**Stated goal**
Check each line of the records for "label"; collect those that have it.

**Excerpt from a dataset**
*-*-*
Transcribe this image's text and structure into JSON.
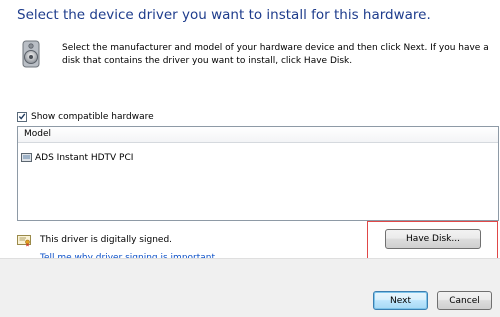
{
  "header": {
    "title": "Select the device driver you want to install for this hardware."
  },
  "intro": {
    "icon": "speaker-icon",
    "text": "Select the manufacturer and model of your hardware device and then click Next. If you have a disk that contains the driver you want to install, click Have Disk."
  },
  "compatible": {
    "label": "Show compatible hardware",
    "checked": true
  },
  "model_list": {
    "column_header": "Model",
    "items": [
      {
        "label": "ADS Instant HDTV PCI",
        "icon": "device-icon"
      }
    ]
  },
  "signing": {
    "icon": "certificate-icon",
    "status": "This driver is digitally signed.",
    "link": "Tell me why driver signing is important"
  },
  "buttons": {
    "have_disk": "Have Disk...",
    "next": "Next",
    "cancel": "Cancel"
  },
  "colors": {
    "heading": "#1e3c8c",
    "link": "#0b50c8",
    "highlight": "#e04848",
    "footer": "#f0f0f0"
  }
}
*-*-*
**Finished exercise**
    "label": "Show compatible hardware",
        "label": "ADS Instant HDTV PCI",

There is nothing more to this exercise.